:: Problem statement ::
Give all of the lines again exactly as they read.

:: Material for this exercise ::
[BEGIN]

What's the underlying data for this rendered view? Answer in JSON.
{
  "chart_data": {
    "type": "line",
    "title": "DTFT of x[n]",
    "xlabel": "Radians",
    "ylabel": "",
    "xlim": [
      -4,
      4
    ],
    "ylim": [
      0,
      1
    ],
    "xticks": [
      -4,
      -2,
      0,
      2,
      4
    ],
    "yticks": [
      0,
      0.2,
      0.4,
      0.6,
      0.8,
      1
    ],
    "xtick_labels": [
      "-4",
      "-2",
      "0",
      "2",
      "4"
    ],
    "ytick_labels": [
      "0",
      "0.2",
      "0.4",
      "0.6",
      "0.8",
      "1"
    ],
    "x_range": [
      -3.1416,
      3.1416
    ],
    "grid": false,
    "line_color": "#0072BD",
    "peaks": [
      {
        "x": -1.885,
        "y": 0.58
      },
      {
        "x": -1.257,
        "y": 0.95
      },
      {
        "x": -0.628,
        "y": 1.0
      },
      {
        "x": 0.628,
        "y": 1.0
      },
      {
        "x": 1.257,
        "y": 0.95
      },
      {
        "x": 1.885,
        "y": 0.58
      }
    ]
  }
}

[END]

:: Task result ::
What's the underlying data for this rendered view? Answer in JSON.
{
  "chart_data": {
    "type": "line",
    "title": "DTFT of x[n]",
    "xlabel": "Radians",
    "ylabel": "",
    "xlim": [
      -4,
      4
    ],
    "ylim": [
      0,
      1
    ],
    "xticks": [
      -4,
      -2,
      0,
      2,
      4
    ],
    "yticks": [
      0,
      0.2,
      0.4,
      0.6,
      0.8,
      1
    ],
    "xtick_labels": [
      "-4",
      "-2",
      "0",
      "2",
      "4"
    ],
    "ytick_labels": [
      "0",
      "0.2",
      "0.4",
      "0.6",
      "0.8",
      "1"
    ],
    "x_range": [
      -3.1416,
      3.1416
    ],
    "grid": false,
    "line_color": "#0072BD",
    "peaks": [
      {
        "x": -1.885,
        "y": 0.58
      },
      {
        "x": -1.257,
        "y": 0.95
      },
      {
        "x": -0.628,
        "y": 1.0
      },
      {
        "x": 0.628,
        "y": 1.0
      },
      {
        "x": 1.257,
        "y": 0.95
      },
      {
        "x": 1.885,
        "y": 0.58
      }
    ]
  }
}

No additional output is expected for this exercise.